*Stated task:*
Repeat every entry word for word, but leave the images out of your copy.

▬▬▬▬▬▬

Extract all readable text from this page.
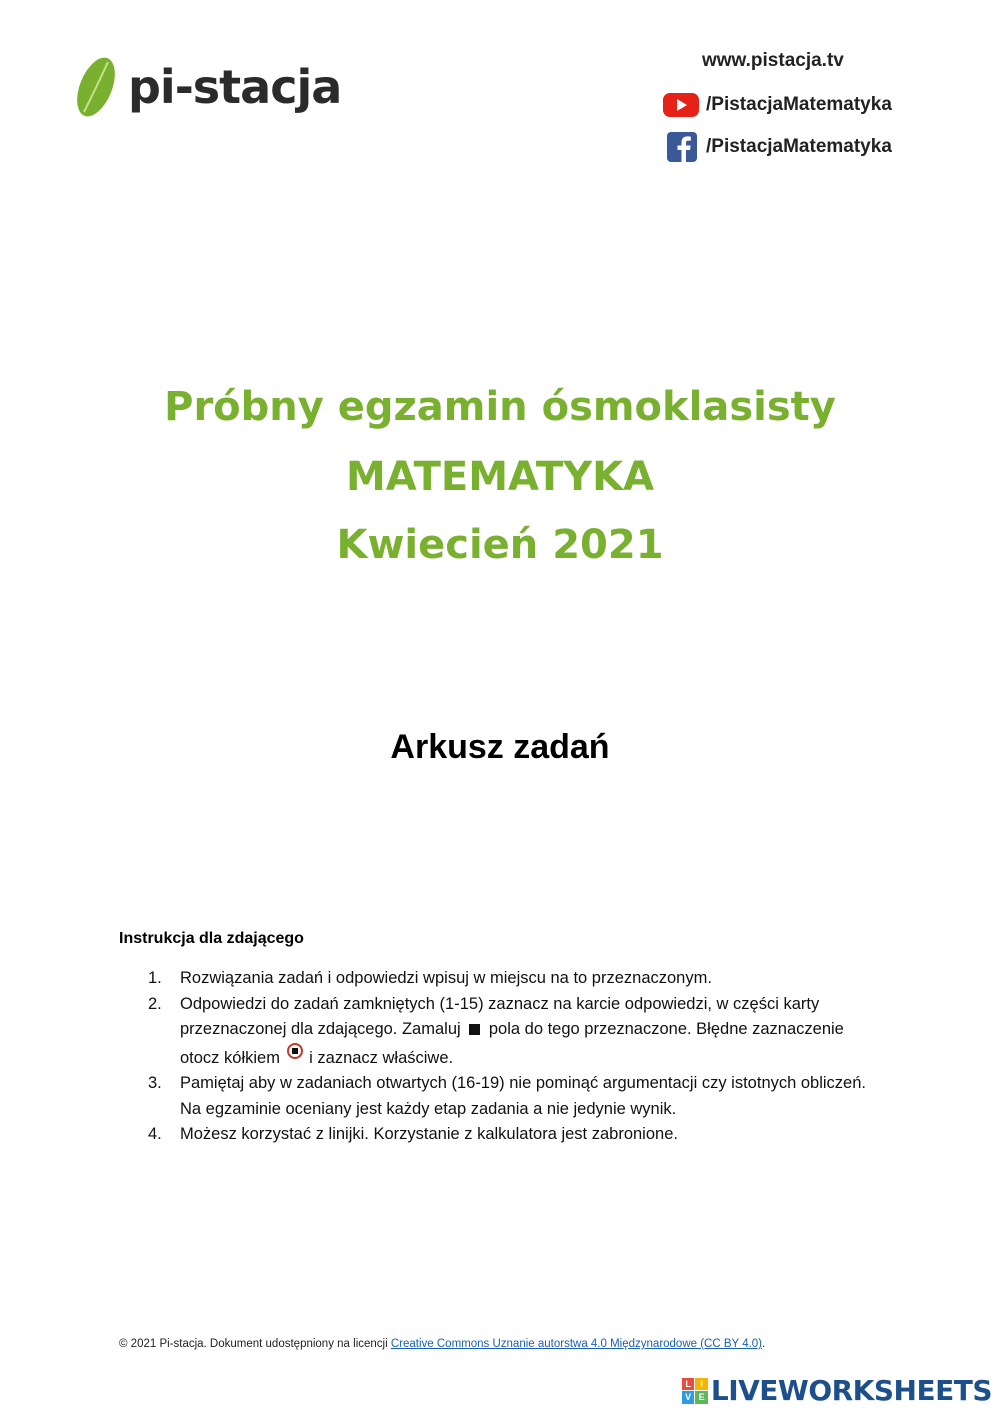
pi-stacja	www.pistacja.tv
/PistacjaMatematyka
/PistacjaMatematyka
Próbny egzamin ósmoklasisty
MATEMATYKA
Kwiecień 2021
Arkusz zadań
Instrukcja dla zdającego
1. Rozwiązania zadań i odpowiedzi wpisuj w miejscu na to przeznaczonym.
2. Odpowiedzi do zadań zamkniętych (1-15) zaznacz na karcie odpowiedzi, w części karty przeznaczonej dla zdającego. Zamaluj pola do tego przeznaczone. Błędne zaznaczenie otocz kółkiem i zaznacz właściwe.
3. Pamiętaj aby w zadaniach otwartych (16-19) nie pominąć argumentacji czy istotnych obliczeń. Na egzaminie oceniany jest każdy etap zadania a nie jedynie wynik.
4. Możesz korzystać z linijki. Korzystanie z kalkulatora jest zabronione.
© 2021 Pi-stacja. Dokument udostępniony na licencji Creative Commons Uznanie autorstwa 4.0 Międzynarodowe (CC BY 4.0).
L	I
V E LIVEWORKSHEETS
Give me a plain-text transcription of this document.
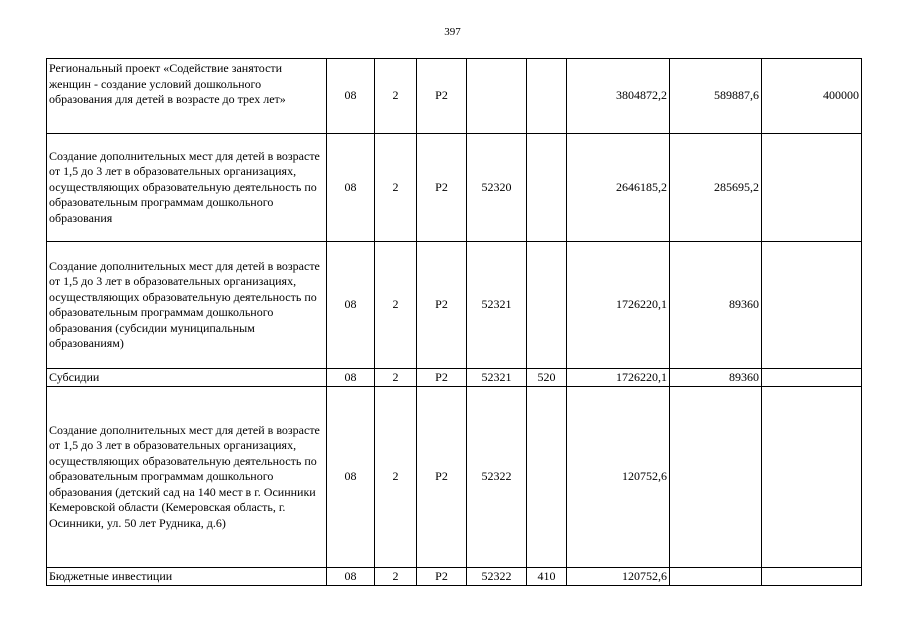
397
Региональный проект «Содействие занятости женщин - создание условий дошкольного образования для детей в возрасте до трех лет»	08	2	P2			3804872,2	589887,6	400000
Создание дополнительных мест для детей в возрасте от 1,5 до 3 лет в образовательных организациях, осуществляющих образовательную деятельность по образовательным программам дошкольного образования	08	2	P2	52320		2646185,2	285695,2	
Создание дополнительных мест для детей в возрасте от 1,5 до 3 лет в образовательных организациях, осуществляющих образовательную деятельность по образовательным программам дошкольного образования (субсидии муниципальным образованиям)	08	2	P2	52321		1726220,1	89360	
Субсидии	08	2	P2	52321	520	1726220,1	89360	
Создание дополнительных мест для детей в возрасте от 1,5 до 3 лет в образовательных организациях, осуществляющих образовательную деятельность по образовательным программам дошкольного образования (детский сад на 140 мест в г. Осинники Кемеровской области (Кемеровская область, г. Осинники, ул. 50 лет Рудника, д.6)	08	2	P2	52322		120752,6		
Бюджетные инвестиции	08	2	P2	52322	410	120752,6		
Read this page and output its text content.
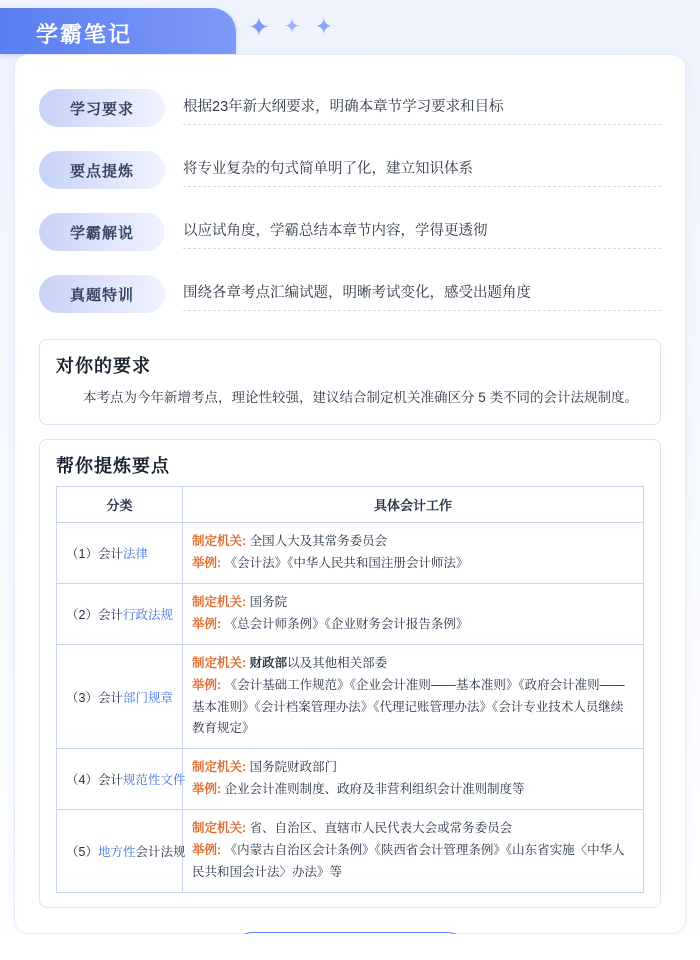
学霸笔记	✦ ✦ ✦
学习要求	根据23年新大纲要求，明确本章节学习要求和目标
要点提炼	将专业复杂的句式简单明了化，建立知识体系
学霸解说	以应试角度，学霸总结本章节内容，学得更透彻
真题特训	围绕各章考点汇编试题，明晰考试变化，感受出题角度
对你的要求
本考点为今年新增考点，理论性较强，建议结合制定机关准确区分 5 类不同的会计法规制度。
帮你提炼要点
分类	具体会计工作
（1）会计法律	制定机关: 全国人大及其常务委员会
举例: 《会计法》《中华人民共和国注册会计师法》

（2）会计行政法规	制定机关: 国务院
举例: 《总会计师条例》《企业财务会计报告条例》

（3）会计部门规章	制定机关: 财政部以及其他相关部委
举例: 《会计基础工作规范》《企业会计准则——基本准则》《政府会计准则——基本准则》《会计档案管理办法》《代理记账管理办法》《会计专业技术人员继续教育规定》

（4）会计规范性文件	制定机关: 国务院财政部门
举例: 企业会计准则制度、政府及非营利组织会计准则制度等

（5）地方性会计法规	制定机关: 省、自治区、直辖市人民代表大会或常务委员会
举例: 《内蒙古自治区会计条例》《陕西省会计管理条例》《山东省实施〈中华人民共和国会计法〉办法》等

▬▬▬▬▬▬

*Complete response:*
Extract all readable text from this page.
pi-stacja	www.pistacja.tv
/PistacjaMatematyka
/PistacjaMatematyka
Próbny egzamin ósmoklasisty
MATEMATYKA
Kwiecień 2021
Arkusz zadań
Instrukcja dla zdającego
1. Rozwiązania zadań i odpowiedzi wpisuj w miejscu na to przeznaczonym.
2. Odpowiedzi do zadań zamkniętych (1-15) zaznacz na karcie odpowiedzi, w części karty przeznaczonej dla zdającego. Zamaluj pola do tego przeznaczone. Błędne zaznaczenie otocz kółkiem i zaznacz właściwe.
3. Pamiętaj aby w zadaniach otwartych (16-19) nie pominąć argumentacji czy istotnych obliczeń. Na egzaminie oceniany jest każdy etap zadania a nie jedynie wynik.
4. Możesz korzystać z linijki. Korzystanie z kalkulatora jest zabronione.
© 2021 Pi-stacja. Dokument udostępniony na licencji Creative Commons Uznanie autorstwa 4.0 Międzynarodowe (CC BY 4.0).
L	I
V E LIVEWORKSHEETS
Give me a plain-text transcription of this document.
397
Региональный проект «Содействие занятости женщин - создание условий дошкольного образования для детей в возрасте до трех лет»	08	2	P2			3804872,2	589887,6	400000
Создание дополнительных мест для детей в возрасте от 1,5 до 3 лет в образовательных организациях, осуществляющих образовательную деятельность по образовательным программам дошкольного образования	08	2	P2	52320		2646185,2	285695,2	
Создание дополнительных мест для детей в возрасте от 1,5 до 3 лет в образовательных организациях, осуществляющих образовательную деятельность по образовательным программам дошкольного образования (субсидии муниципальным образованиям)	08	2	P2	52321		1726220,1	89360	
Субсидии	08	2	P2	52321	520	1726220,1	89360	
Создание дополнительных мест для детей в возрасте от 1,5 до 3 лет в образовательных организациях, осуществляющих образовательную деятельность по образовательным программам дошкольного образования (детский сад на 140 мест в г. Осинники Кемеровской области (Кемеровская область, г. Осинники, ул. 50 лет Рудника, д.6)	08	2	P2	52322		120752,6		
Бюджетные инвестиции	08	2	P2	52322	410	120752,6		
Read this page and output its text content.
学霸笔记	✦ ✦ ✦
学习要求	根据23年新大纲要求，明确本章节学习要求和目标
要点提炼	将专业复杂的句式简单明了化，建立知识体系
学霸解说	以应试角度，学霸总结本章节内容，学得更透彻
真题特训	围绕各章考点汇编试题，明晰考试变化，感受出题角度
对你的要求
本考点为今年新增考点，理论性较强，建议结合制定机关准确区分 5 类不同的会计法规制度。
帮你提炼要点
分类	具体会计工作
（1）会计法律	制定机关: 全国人大及其常务委员会
举例: 《会计法》《中华人民共和国注册会计师法》

（2）会计行政法规	制定机关: 国务院
举例: 《总会计师条例》《企业财务会计报告条例》

（3）会计部门规章	制定机关: 财政部以及其他相关部委
举例: 《会计基础工作规范》《企业会计准则——基本准则》《政府会计准则——基本准则》《会计档案管理办法》《代理记账管理办法》《会计专业技术人员继续教育规定》

（4）会计规范性文件	制定机关: 国务院财政部门
举例: 企业会计准则制度、政府及非营利组织会计准则制度等

（5）地方性会计法规	制定机关: 省、自治区、直辖市人民代表大会或常务委员会
举例: 《内蒙古自治区会计条例》《陕西省会计管理条例》《山东省实施〈中华人民共和国会计法〉办法》等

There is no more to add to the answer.